→ **INSTRUCTIONS TO FOLLOW**
How many of the lines below hold the word "SDTV"? Answer only with the number.
begin DATASET EXTRACT
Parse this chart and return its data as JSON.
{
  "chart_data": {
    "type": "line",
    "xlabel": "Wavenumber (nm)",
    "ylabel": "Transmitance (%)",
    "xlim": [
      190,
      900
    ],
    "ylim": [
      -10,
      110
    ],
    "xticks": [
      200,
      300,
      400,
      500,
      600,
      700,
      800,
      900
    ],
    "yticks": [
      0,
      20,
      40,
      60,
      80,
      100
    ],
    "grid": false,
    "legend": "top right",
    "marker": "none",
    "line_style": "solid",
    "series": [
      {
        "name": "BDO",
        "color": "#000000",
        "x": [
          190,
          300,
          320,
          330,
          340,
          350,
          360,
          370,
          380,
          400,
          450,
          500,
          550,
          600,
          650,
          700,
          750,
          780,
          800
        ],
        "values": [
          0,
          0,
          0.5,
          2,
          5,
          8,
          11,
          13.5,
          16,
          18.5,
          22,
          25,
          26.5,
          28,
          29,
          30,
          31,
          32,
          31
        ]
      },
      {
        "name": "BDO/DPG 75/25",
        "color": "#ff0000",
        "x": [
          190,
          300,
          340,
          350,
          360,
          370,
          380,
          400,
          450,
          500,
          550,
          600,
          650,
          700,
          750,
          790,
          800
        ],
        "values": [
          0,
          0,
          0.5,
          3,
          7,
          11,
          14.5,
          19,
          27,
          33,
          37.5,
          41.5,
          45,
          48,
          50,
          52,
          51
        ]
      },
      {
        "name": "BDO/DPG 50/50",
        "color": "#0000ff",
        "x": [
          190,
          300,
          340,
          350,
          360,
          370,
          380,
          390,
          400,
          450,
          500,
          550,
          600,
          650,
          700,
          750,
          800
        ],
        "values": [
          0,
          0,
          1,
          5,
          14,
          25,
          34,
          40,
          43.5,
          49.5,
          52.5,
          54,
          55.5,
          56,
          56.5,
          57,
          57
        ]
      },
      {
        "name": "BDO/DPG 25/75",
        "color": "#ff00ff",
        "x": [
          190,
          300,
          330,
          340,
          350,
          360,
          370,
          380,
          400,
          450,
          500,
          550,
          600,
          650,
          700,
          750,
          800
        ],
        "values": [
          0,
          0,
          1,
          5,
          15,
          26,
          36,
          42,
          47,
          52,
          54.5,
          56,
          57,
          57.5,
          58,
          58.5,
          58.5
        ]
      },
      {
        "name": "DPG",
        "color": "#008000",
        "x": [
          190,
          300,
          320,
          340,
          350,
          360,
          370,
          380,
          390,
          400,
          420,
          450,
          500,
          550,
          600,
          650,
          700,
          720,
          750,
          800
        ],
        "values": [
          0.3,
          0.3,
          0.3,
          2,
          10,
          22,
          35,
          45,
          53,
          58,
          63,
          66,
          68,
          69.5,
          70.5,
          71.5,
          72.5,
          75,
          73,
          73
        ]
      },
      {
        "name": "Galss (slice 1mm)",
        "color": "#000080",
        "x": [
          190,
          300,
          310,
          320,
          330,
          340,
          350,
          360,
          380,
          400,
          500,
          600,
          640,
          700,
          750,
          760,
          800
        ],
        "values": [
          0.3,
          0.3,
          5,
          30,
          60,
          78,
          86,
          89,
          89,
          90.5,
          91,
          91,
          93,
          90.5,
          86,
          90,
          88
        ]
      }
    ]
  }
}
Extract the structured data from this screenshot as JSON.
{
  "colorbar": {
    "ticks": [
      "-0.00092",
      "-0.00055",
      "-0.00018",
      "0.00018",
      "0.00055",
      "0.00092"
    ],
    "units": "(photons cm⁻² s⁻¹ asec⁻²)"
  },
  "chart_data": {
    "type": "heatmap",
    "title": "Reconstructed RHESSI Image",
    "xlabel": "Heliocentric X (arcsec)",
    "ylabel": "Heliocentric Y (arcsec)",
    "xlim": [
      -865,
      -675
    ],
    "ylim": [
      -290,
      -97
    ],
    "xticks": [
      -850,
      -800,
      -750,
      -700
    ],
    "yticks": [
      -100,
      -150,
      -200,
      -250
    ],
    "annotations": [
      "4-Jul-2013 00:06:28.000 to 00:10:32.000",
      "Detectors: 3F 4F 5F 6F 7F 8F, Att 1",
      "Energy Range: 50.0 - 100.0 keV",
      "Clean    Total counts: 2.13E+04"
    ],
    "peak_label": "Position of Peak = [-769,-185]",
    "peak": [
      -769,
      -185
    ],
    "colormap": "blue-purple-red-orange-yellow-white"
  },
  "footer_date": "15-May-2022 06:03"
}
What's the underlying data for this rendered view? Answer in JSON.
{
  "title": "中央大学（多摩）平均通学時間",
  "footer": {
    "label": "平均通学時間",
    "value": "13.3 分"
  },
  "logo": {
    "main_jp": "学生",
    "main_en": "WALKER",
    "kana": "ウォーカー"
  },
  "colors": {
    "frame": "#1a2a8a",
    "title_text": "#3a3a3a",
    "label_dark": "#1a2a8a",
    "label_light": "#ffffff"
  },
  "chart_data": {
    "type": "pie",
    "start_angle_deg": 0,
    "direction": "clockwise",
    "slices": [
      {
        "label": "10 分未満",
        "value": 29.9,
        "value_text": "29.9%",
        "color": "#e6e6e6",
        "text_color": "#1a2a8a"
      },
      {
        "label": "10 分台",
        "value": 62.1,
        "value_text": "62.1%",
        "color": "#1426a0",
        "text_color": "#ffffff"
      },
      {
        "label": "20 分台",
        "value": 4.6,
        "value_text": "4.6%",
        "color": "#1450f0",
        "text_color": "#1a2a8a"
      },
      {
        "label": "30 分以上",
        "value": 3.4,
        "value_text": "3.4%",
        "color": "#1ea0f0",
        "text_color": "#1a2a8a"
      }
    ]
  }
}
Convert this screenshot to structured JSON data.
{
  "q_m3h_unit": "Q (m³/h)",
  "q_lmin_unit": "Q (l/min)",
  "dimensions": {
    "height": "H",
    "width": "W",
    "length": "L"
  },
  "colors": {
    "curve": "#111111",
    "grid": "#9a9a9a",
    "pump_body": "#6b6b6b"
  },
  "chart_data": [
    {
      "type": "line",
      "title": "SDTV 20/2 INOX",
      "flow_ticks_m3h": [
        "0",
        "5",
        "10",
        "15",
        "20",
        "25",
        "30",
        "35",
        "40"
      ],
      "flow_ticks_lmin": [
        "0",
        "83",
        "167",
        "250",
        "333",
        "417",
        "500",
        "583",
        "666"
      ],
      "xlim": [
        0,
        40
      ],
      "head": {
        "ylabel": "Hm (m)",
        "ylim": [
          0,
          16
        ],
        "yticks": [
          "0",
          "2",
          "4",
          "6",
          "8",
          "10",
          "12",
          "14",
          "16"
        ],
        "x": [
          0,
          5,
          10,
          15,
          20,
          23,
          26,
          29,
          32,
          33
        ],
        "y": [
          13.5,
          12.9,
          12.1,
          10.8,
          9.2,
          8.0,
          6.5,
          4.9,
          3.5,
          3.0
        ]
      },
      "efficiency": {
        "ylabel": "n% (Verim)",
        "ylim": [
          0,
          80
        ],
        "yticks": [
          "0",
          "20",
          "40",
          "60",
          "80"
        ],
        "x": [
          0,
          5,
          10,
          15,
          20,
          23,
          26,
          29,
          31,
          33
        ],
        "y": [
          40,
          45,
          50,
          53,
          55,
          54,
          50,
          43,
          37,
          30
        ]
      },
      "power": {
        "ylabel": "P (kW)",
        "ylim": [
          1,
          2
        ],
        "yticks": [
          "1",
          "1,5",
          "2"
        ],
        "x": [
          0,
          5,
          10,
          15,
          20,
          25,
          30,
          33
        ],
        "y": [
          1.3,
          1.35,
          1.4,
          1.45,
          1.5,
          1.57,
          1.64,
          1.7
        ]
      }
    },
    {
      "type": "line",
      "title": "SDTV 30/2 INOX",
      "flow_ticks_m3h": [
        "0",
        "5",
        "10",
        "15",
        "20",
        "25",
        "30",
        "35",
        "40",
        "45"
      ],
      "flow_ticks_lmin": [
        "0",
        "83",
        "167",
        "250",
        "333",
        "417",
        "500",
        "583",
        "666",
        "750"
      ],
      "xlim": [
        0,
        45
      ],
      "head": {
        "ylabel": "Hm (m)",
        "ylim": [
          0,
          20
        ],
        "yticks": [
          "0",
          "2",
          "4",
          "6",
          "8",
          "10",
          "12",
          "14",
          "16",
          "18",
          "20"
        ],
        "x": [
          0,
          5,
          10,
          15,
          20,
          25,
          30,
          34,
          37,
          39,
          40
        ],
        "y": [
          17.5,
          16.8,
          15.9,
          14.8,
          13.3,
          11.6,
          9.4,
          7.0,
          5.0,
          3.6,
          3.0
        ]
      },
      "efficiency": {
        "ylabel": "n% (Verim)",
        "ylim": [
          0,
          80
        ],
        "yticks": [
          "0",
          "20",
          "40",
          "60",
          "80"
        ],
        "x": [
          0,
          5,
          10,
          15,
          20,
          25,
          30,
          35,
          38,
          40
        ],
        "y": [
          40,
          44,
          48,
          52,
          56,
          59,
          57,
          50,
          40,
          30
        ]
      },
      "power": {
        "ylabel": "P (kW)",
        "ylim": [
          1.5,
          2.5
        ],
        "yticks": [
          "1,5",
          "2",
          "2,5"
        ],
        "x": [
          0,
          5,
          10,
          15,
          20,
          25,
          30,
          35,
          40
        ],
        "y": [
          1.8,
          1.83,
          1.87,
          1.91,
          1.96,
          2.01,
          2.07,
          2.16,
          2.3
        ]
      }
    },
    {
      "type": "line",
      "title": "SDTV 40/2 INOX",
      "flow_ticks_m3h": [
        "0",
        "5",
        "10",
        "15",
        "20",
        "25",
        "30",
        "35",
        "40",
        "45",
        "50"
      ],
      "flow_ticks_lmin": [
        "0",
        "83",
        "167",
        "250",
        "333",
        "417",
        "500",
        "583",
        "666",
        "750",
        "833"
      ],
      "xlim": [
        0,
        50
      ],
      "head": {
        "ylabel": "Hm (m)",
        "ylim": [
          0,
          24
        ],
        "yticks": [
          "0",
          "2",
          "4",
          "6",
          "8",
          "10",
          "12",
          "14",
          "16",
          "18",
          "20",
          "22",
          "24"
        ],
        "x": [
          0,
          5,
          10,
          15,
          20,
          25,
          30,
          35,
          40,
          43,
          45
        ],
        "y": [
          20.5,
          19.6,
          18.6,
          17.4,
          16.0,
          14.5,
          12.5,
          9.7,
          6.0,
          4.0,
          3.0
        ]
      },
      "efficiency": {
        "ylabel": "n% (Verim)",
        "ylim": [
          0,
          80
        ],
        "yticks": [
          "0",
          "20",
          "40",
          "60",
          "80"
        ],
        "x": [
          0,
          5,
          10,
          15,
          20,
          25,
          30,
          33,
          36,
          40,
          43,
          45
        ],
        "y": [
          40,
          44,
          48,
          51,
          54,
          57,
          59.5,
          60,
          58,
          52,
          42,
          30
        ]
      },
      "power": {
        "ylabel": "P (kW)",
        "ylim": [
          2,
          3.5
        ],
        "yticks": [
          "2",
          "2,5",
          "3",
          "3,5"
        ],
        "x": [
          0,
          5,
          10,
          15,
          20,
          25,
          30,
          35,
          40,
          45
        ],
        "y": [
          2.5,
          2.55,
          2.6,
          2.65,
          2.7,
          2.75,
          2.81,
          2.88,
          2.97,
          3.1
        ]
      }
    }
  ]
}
end DATASET EXTRACT
→ **TASK RESPONSE**
3